» **TASK DETAILS**
Repeat the records in full and exactly, omitting pictures.

» **STORED RECORDS**
────────────────
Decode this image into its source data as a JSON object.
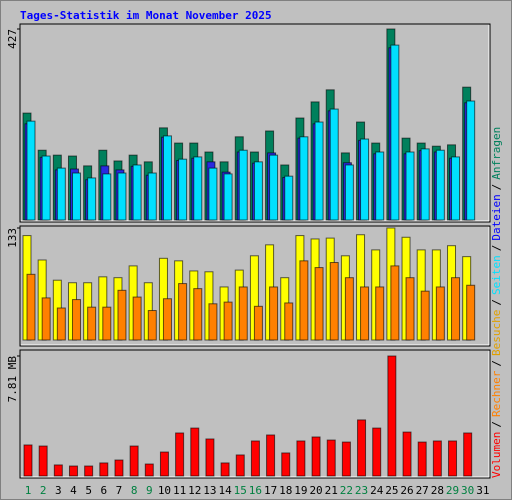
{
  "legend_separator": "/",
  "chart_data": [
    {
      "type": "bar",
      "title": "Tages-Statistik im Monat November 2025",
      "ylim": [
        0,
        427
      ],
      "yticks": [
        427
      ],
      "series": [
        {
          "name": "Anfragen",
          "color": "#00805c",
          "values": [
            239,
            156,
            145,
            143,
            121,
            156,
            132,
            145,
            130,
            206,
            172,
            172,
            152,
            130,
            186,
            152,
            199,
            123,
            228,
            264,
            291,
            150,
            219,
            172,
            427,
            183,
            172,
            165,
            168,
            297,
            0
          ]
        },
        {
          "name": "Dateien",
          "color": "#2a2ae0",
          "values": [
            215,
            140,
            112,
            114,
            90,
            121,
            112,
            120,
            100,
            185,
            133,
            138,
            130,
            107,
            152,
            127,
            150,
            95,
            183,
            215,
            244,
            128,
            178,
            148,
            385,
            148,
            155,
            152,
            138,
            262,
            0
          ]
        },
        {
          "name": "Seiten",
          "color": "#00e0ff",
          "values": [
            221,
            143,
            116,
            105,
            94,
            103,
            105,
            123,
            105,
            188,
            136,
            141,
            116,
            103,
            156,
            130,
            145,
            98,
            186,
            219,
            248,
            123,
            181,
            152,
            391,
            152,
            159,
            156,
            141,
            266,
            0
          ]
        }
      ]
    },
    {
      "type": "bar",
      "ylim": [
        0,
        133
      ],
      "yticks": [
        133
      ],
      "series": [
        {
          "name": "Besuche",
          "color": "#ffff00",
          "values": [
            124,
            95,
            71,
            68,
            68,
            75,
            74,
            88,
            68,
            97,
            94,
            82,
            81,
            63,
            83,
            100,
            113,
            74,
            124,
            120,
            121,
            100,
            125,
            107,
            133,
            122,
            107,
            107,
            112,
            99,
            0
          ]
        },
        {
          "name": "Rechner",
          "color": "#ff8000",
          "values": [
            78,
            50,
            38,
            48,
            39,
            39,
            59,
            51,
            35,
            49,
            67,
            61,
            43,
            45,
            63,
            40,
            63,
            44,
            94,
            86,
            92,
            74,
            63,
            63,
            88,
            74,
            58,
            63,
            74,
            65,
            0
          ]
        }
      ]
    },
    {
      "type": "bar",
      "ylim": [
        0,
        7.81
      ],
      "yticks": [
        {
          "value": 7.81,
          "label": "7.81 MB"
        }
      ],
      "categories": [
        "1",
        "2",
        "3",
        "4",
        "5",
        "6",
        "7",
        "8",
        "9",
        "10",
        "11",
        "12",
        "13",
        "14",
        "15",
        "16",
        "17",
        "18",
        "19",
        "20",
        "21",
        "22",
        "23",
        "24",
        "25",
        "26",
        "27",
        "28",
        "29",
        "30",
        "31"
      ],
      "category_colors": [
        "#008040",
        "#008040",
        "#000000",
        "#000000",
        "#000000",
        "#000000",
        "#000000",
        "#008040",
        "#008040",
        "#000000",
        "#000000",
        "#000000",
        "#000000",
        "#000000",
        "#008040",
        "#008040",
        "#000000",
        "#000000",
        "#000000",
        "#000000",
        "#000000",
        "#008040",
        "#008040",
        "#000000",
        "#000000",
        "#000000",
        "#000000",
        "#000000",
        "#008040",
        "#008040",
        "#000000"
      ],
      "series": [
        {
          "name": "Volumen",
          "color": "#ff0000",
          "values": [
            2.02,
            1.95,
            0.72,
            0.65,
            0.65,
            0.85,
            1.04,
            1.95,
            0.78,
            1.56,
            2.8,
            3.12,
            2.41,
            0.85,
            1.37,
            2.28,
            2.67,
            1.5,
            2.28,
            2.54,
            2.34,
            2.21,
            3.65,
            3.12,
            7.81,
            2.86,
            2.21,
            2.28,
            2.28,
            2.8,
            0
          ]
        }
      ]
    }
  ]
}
────────────────
» **SOLUTION FOR THIS TASK**
Decode this image into its source data as a JSON object.
{
  "legend_separator": "/",
  "chart_data": [
    {
      "type": "bar",
      "title": "Tages-Statistik im Monat November 2025",
      "ylim": [
        0,
        427
      ],
      "yticks": [
        427
      ],
      "series": [
        {
          "name": "Anfragen",
          "color": "#00805c",
          "values": [
            239,
            156,
            145,
            143,
            121,
            156,
            132,
            145,
            130,
            206,
            172,
            172,
            152,
            130,
            186,
            152,
            199,
            123,
            228,
            264,
            291,
            150,
            219,
            172,
            427,
            183,
            172,
            165,
            168,
            297,
            0
          ]
        },
        {
          "name": "Dateien",
          "color": "#2a2ae0",
          "values": [
            215,
            140,
            112,
            114,
            90,
            121,
            112,
            120,
            100,
            185,
            133,
            138,
            130,
            107,
            152,
            127,
            150,
            95,
            183,
            215,
            244,
            128,
            178,
            148,
            385,
            148,
            155,
            152,
            138,
            262,
            0
          ]
        },
        {
          "name": "Seiten",
          "color": "#00e0ff",
          "values": [
            221,
            143,
            116,
            105,
            94,
            103,
            105,
            123,
            105,
            188,
            136,
            141,
            116,
            103,
            156,
            130,
            145,
            98,
            186,
            219,
            248,
            123,
            181,
            152,
            391,
            152,
            159,
            156,
            141,
            266,
            0
          ]
        }
      ]
    },
    {
      "type": "bar",
      "ylim": [
        0,
        133
      ],
      "yticks": [
        133
      ],
      "series": [
        {
          "name": "Besuche",
          "color": "#ffff00",
          "values": [
            124,
            95,
            71,
            68,
            68,
            75,
            74,
            88,
            68,
            97,
            94,
            82,
            81,
            63,
            83,
            100,
            113,
            74,
            124,
            120,
            121,
            100,
            125,
            107,
            133,
            122,
            107,
            107,
            112,
            99,
            0
          ]
        },
        {
          "name": "Rechner",
          "color": "#ff8000",
          "values": [
            78,
            50,
            38,
            48,
            39,
            39,
            59,
            51,
            35,
            49,
            67,
            61,
            43,
            45,
            63,
            40,
            63,
            44,
            94,
            86,
            92,
            74,
            63,
            63,
            88,
            74,
            58,
            63,
            74,
            65,
            0
          ]
        }
      ]
    },
    {
      "type": "bar",
      "ylim": [
        0,
        7.81
      ],
      "yticks": [
        {
          "value": 7.81,
          "label": "7.81 MB"
        }
      ],
      "categories": [
        "1",
        "2",
        "3",
        "4",
        "5",
        "6",
        "7",
        "8",
        "9",
        "10",
        "11",
        "12",
        "13",
        "14",
        "15",
        "16",
        "17",
        "18",
        "19",
        "20",
        "21",
        "22",
        "23",
        "24",
        "25",
        "26",
        "27",
        "28",
        "29",
        "30",
        "31"
      ],
      "category_colors": [
        "#008040",
        "#008040",
        "#000000",
        "#000000",
        "#000000",
        "#000000",
        "#000000",
        "#008040",
        "#008040",
        "#000000",
        "#000000",
        "#000000",
        "#000000",
        "#000000",
        "#008040",
        "#008040",
        "#000000",
        "#000000",
        "#000000",
        "#000000",
        "#000000",
        "#008040",
        "#008040",
        "#000000",
        "#000000",
        "#000000",
        "#000000",
        "#000000",
        "#008040",
        "#008040",
        "#000000"
      ],
      "series": [
        {
          "name": "Volumen",
          "color": "#ff0000",
          "values": [
            2.02,
            1.95,
            0.72,
            0.65,
            0.65,
            0.85,
            1.04,
            1.95,
            0.78,
            1.56,
            2.8,
            3.12,
            2.41,
            0.85,
            1.37,
            2.28,
            2.67,
            1.5,
            2.28,
            2.54,
            2.34,
            2.21,
            3.65,
            3.12,
            7.81,
            2.86,
            2.21,
            2.28,
            2.28,
            2.8,
            0
          ]
        }
      ]
    }
  ]
}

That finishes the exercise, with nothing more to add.